Task to carry out:
Quote the whole listing verbatim.

Extracted records:
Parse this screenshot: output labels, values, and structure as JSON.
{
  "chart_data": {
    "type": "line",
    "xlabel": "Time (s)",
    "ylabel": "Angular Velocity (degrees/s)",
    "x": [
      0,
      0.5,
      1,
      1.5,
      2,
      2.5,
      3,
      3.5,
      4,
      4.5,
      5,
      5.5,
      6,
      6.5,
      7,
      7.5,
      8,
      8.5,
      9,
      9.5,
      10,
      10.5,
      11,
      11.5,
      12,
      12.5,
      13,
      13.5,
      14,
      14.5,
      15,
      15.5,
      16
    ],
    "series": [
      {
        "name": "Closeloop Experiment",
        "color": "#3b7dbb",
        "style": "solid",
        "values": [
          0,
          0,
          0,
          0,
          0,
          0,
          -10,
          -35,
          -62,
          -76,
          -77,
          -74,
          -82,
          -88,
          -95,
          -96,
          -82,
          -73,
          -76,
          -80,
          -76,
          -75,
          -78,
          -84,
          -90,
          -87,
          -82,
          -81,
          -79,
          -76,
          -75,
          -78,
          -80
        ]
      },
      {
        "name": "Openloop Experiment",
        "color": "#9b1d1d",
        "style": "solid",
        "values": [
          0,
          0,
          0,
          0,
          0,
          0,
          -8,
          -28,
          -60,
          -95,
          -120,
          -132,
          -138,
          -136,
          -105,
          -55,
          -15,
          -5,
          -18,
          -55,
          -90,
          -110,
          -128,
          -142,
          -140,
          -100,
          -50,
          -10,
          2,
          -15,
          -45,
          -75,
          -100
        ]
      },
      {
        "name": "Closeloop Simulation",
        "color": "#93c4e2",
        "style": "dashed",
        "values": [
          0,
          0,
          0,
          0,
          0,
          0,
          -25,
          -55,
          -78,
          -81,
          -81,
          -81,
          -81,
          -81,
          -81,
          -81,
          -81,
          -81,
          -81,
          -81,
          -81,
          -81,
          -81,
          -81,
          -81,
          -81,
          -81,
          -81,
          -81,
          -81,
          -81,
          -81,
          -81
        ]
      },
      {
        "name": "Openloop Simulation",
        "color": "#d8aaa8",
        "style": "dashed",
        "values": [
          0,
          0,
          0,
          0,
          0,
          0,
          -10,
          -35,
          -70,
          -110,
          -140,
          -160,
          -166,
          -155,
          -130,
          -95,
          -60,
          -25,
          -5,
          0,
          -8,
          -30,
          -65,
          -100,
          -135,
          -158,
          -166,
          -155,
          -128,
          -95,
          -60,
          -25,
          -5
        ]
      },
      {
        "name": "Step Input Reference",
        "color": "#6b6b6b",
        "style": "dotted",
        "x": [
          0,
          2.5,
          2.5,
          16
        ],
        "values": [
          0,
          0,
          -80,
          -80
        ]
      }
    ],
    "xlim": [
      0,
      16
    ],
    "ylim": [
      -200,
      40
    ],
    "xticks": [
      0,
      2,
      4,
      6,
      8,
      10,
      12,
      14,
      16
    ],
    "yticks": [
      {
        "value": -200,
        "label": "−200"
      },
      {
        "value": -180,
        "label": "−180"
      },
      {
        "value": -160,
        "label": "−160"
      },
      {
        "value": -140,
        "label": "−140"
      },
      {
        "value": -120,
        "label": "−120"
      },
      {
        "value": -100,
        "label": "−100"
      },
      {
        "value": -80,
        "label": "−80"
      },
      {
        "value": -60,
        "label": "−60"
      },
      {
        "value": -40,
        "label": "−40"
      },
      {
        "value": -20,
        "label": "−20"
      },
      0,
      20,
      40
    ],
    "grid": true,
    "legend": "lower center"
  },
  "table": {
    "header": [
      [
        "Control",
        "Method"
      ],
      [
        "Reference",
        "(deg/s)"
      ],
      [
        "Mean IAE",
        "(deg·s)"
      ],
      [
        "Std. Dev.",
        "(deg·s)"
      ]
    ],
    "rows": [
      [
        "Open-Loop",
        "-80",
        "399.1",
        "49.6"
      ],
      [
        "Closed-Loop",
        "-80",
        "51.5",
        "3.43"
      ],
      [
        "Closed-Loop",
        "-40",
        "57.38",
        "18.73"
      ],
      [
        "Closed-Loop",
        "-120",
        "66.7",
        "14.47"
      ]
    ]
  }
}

Finished answer:
Parse this screenshot: output labels, values, and structure as JSON.
{
  "chart_data": {
    "type": "line",
    "xlabel": "Time (s)",
    "ylabel": "Angular Velocity (degrees/s)",
    "x": [
      0,
      0.5,
      1,
      1.5,
      2,
      2.5,
      3,
      3.5,
      4,
      4.5,
      5,
      5.5,
      6,
      6.5,
      7,
      7.5,
      8,
      8.5,
      9,
      9.5,
      10,
      10.5,
      11,
      11.5,
      12,
      12.5,
      13,
      13.5,
      14,
      14.5,
      15,
      15.5,
      16
    ],
    "series": [
      {
        "name": "Closeloop Experiment",
        "color": "#3b7dbb",
        "style": "solid",
        "values": [
          0,
          0,
          0,
          0,
          0,
          0,
          -10,
          -35,
          -62,
          -76,
          -77,
          -74,
          -82,
          -88,
          -95,
          -96,
          -82,
          -73,
          -76,
          -80,
          -76,
          -75,
          -78,
          -84,
          -90,
          -87,
          -82,
          -81,
          -79,
          -76,
          -75,
          -78,
          -80
        ]
      },
      {
        "name": "Openloop Experiment",
        "color": "#9b1d1d",
        "style": "solid",
        "values": [
          0,
          0,
          0,
          0,
          0,
          0,
          -8,
          -28,
          -60,
          -95,
          -120,
          -132,
          -138,
          -136,
          -105,
          -55,
          -15,
          -5,
          -18,
          -55,
          -90,
          -110,
          -128,
          -142,
          -140,
          -100,
          -50,
          -10,
          2,
          -15,
          -45,
          -75,
          -100
        ]
      },
      {
        "name": "Closeloop Simulation",
        "color": "#93c4e2",
        "style": "dashed",
        "values": [
          0,
          0,
          0,
          0,
          0,
          0,
          -25,
          -55,
          -78,
          -81,
          -81,
          -81,
          -81,
          -81,
          -81,
          -81,
          -81,
          -81,
          -81,
          -81,
          -81,
          -81,
          -81,
          -81,
          -81,
          -81,
          -81,
          -81,
          -81,
          -81,
          -81,
          -81,
          -81
        ]
      },
      {
        "name": "Openloop Simulation",
        "color": "#d8aaa8",
        "style": "dashed",
        "values": [
          0,
          0,
          0,
          0,
          0,
          0,
          -10,
          -35,
          -70,
          -110,
          -140,
          -160,
          -166,
          -155,
          -130,
          -95,
          -60,
          -25,
          -5,
          0,
          -8,
          -30,
          -65,
          -100,
          -135,
          -158,
          -166,
          -155,
          -128,
          -95,
          -60,
          -25,
          -5
        ]
      },
      {
        "name": "Step Input Reference",
        "color": "#6b6b6b",
        "style": "dotted",
        "x": [
          0,
          2.5,
          2.5,
          16
        ],
        "values": [
          0,
          0,
          -80,
          -80
        ]
      }
    ],
    "xlim": [
      0,
      16
    ],
    "ylim": [
      -200,
      40
    ],
    "xticks": [
      0,
      2,
      4,
      6,
      8,
      10,
      12,
      14,
      16
    ],
    "yticks": [
      {
        "value": -200,
        "label": "−200"
      },
      {
        "value": -180,
        "label": "−180"
      },
      {
        "value": -160,
        "label": "−160"
      },
      {
        "value": -140,
        "label": "−140"
      },
      {
        "value": -120,
        "label": "−120"
      },
      {
        "value": -100,
        "label": "−100"
      },
      {
        "value": -80,
        "label": "−80"
      },
      {
        "value": -60,
        "label": "−60"
      },
      {
        "value": -40,
        "label": "−40"
      },
      {
        "value": -20,
        "label": "−20"
      },
      0,
      20,
      40
    ],
    "grid": true,
    "legend": "lower center"
  },
  "table": {
    "header": [
      [
        "Control",
        "Method"
      ],
      [
        "Reference",
        "(deg/s)"
      ],
      [
        "Mean IAE",
        "(deg·s)"
      ],
      [
        "Std. Dev.",
        "(deg·s)"
      ]
    ],
    "rows": [
      [
        "Open-Loop",
        "-80",
        "399.1",
        "49.6"
      ],
      [
        "Closed-Loop",
        "-80",
        "51.5",
        "3.43"
      ],
      [
        "Closed-Loop",
        "-40",
        "57.38",
        "18.73"
      ],
      [
        "Closed-Loop",
        "-120",
        "66.7",
        "14.47"
      ]
    ]
  }
}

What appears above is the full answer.